#### [Instructions for the task]
The records below must be written out exactly, with every picture left behind.
━━━━━ Information provided
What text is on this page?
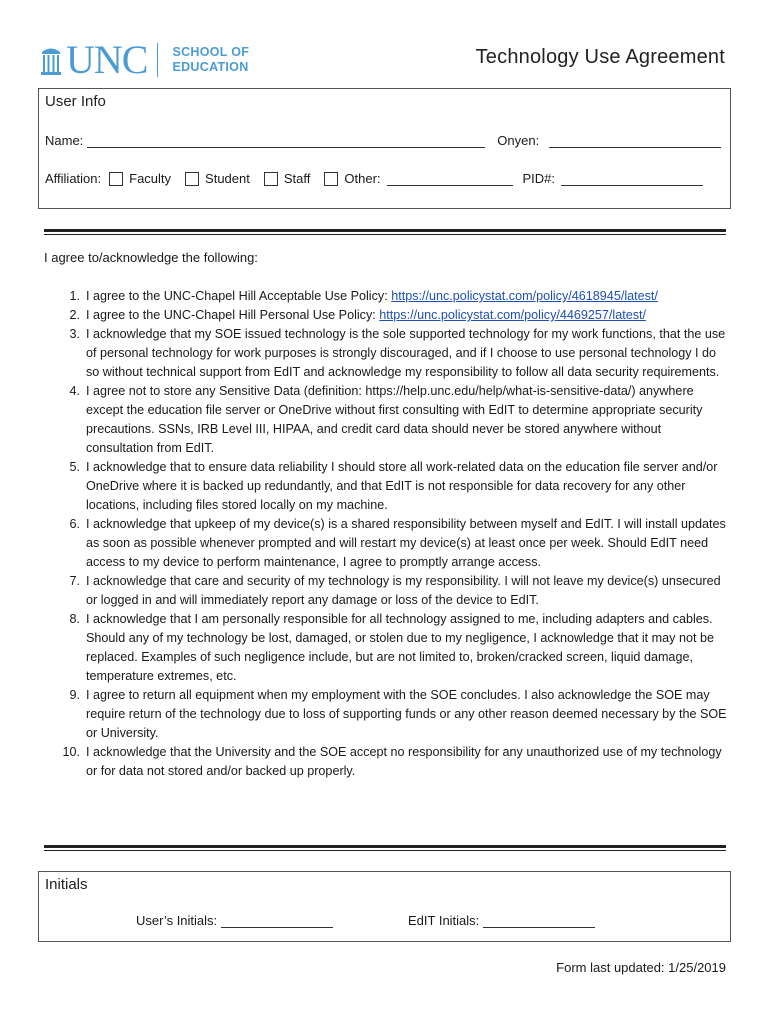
UNC SCHOOL OF
EDUCATION	Technology Use Agreement
User Info
Name:	Onyen:
Affiliation: Faculty	Student	Staff	Other:	PID#:
I agree to/acknowledge the following:
1. I agree to the UNC-Chapel Hill Acceptable Use Policy: https://unc.policystat.com/policy/4618945/latest/
2. I agree to the UNC-Chapel Hill Personal Use Policy: https://unc.policystat.com/policy/4469257/latest/
3. I acknowledge that my SOE issued technology is the sole supported technology for my work functions, that the use of personal technology for work purposes is strongly discouraged, and if I choose to use personal technology I do so without technical support from EdIT and acknowledge my responsibility to follow all data security requirements.
4. I agree not to store any Sensitive Data (definition: https://help.unc.edu/help/what-is-sensitive-data/) anywhere except the education file server or OneDrive without first consulting with EdIT to determine appropriate security precautions. SSNs, IRB Level III, HIPAA, and credit card data should never be stored anywhere without consultation from EdIT.
5. I acknowledge that to ensure data reliability I should store all work-related data on the education file server and/or OneDrive where it is backed up redundantly, and that EdIT is not responsible for data recovery for any other locations, including files stored locally on my machine.
6. I acknowledge that upkeep of my device(s) is a shared responsibility between myself and EdIT. I will install updates as soon as possible whenever prompted and will restart my device(s) at least once per week. Should EdIT need access to my device to perform maintenance, I agree to promptly arrange access.
7. I acknowledge that care and security of my technology is my responsibility. I will not leave my device(s) unsecured or logged in and will immediately report any damage or loss of the device to EdIT.
8. I acknowledge that I am personally responsible for all technology assigned to me, including adapters and cables. Should any of my technology be lost, damaged, or stolen due to my negligence, I acknowledge that it may not be replaced. Examples of such negligence include, but are not limited to, broken/cracked screen, liquid damage, temperature extremes, etc.
9. I agree to return all equipment when my employment with the SOE concludes. I also acknowledge the SOE may require return of the technology due to loss of supporting funds or any other reason deemed necessary by the SOE or University.
10. I acknowledge that the University and the SOE accept no responsibility for any unauthorized use of my technology or for data not stored and/or backed up properly.
Initials
User’s Initials:	EdIT Initials:
Form last updated: 1/25/2019
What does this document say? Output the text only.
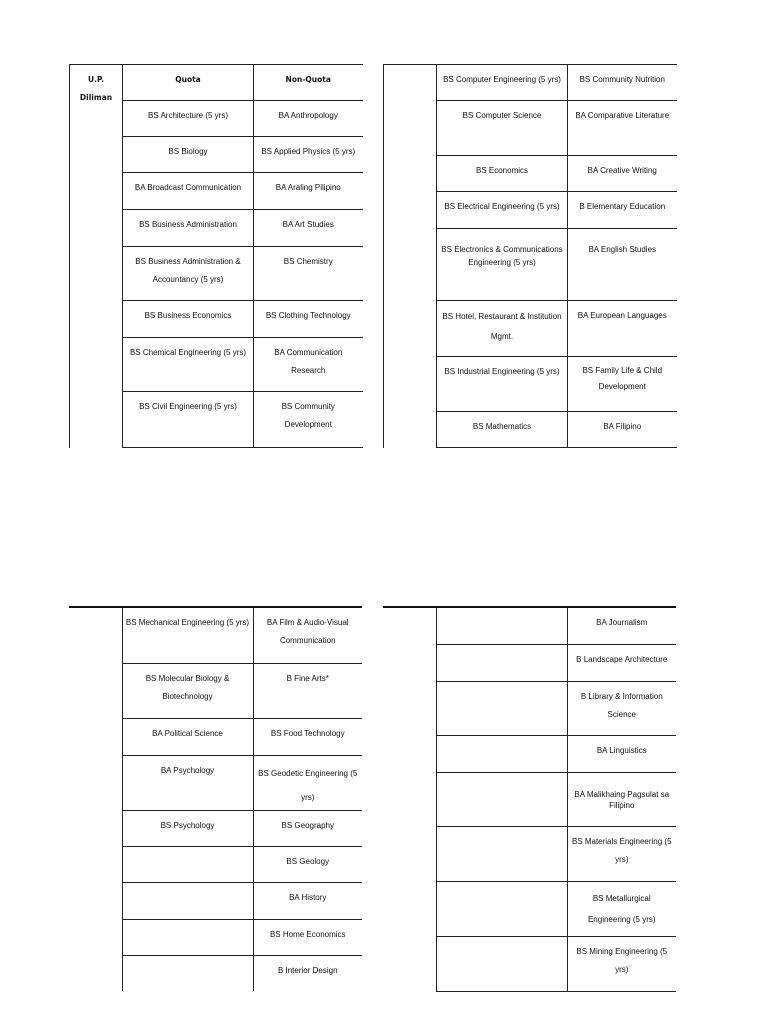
U.P. Diliman	Quota	Non-Quota
	BS Architecture (5 yrs)	BA Anthropology
	BS Biology	BS Applied Physics (5 yrs)
	BA Broadcast Communication	BA Araling Pilipino
	BS Business Administration	BA Art Studies
	BS Business Administration & Accountancy (5 yrs)	BS Chemistry
	BS Business Economics	BS Clothing Technology
	BS Chemical Engineering (5 yrs)	BA Communication Research
	BS Civil Engineering (5 yrs)	BS Community Development
	BS Computer Engineering (5 yrs)	BS Community Nutrition
	BS Computer Science	BA Comparative Literature
	BS Economics	BA Creative Writing
	BS Electrical Engineering (5 yrs)	B Elementary Education
	BS Electronics & Communications Engineering (5 yrs)	BA English Studies
	BS Hotel, Restaurant & Institution Mgmt.	BA European Languages
	BS Industrial Engineering (5 yrs)	BS Family Life & Child Development
	BS Mathematics	BA Filipino
	BS Mechanical Engineering (5 yrs)	BA Film & Audio-Visual Communication
	BS Molecular Biology & Biotechnology	B Fine Arts*
	BA Political Science	BS Food Technology
	BA Psychology	BS Geodetic Engineering (5 yrs)
	BS Psychology	BS Geography
		BS Geology
		BA History
		BS Home Economics
		B Interior Design
		BA Journalism
		B Landscape Architecture
		B Library & Information Science
		BA Linguistics
		BA Malikhaing Pagsulat sa Filipino
		BS Materials Engineering (5 yrs)
		BS Metallurgical Engineering (5 yrs)
		BS Mining Engineering (5 yrs)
━━━━━━━━━━
#### [Output of the exercise]
What text is on this page?
UNC SCHOOL OF
EDUCATION	Technology Use Agreement
User Info
Name:	Onyen:
Affiliation: Faculty	Student	Staff	Other:	PID#:
I agree to/acknowledge the following:
1. I agree to the UNC-Chapel Hill Acceptable Use Policy: https://unc.policystat.com/policy/4618945/latest/
2. I agree to the UNC-Chapel Hill Personal Use Policy: https://unc.policystat.com/policy/4469257/latest/
3. I acknowledge that my SOE issued technology is the sole supported technology for my work functions, that the use of personal technology for work purposes is strongly discouraged, and if I choose to use personal technology I do so without technical support from EdIT and acknowledge my responsibility to follow all data security requirements.
4. I agree not to store any Sensitive Data (definition: https://help.unc.edu/help/what-is-sensitive-data/) anywhere except the education file server or OneDrive without first consulting with EdIT to determine appropriate security precautions. SSNs, IRB Level III, HIPAA, and credit card data should never be stored anywhere without consultation from EdIT.
5. I acknowledge that to ensure data reliability I should store all work-related data on the education file server and/or OneDrive where it is backed up redundantly, and that EdIT is not responsible for data recovery for any other locations, including files stored locally on my machine.
6. I acknowledge that upkeep of my device(s) is a shared responsibility between myself and EdIT. I will install updates as soon as possible whenever prompted and will restart my device(s) at least once per week. Should EdIT need access to my device to perform maintenance, I agree to promptly arrange access.
7. I acknowledge that care and security of my technology is my responsibility. I will not leave my device(s) unsecured or logged in and will immediately report any damage or loss of the device to EdIT.
8. I acknowledge that I am personally responsible for all technology assigned to me, including adapters and cables. Should any of my technology be lost, damaged, or stolen due to my negligence, I acknowledge that it may not be replaced. Examples of such negligence include, but are not limited to, broken/cracked screen, liquid damage, temperature extremes, etc.
9. I agree to return all equipment when my employment with the SOE concludes. I also acknowledge the SOE may require return of the technology due to loss of supporting funds or any other reason deemed necessary by the SOE or University.
10. I acknowledge that the University and the SOE accept no responsibility for any unauthorized use of my technology or for data not stored and/or backed up properly.
Initials
User’s Initials:	EdIT Initials:
Form last updated: 1/25/2019
What does this document say? Output the text only.
U.P. Diliman	Quota	Non-Quota
	BS Architecture (5 yrs)	BA Anthropology
	BS Biology	BS Applied Physics (5 yrs)
	BA Broadcast Communication	BA Araling Pilipino
	BS Business Administration	BA Art Studies
	BS Business Administration & Accountancy (5 yrs)	BS Chemistry
	BS Business Economics	BS Clothing Technology
	BS Chemical Engineering (5 yrs)	BA Communication Research
	BS Civil Engineering (5 yrs)	BS Community Development
	BS Computer Engineering (5 yrs)	BS Community Nutrition
	BS Computer Science	BA Comparative Literature
	BS Economics	BA Creative Writing
	BS Electrical Engineering (5 yrs)	B Elementary Education
	BS Electronics & Communications Engineering (5 yrs)	BA English Studies
	BS Hotel, Restaurant & Institution Mgmt.	BA European Languages
	BS Industrial Engineering (5 yrs)	BS Family Life & Child Development
	BS Mathematics	BA Filipino
	BS Mechanical Engineering (5 yrs)	BA Film & Audio-Visual Communication
	BS Molecular Biology & Biotechnology	B Fine Arts*
	BA Political Science	BS Food Technology
	BA Psychology	BS Geodetic Engineering (5 yrs)
	BS Psychology	BS Geography
		BS Geology
		BA History
		BS Home Economics
		B Interior Design
		BA Journalism
		B Landscape Architecture
		B Library & Information Science
		BA Linguistics
		BA Malikhaing Pagsulat sa Filipino
		BS Materials Engineering (5 yrs)
		BS Metallurgical Engineering (5 yrs)
		BS Mining Engineering (5 yrs)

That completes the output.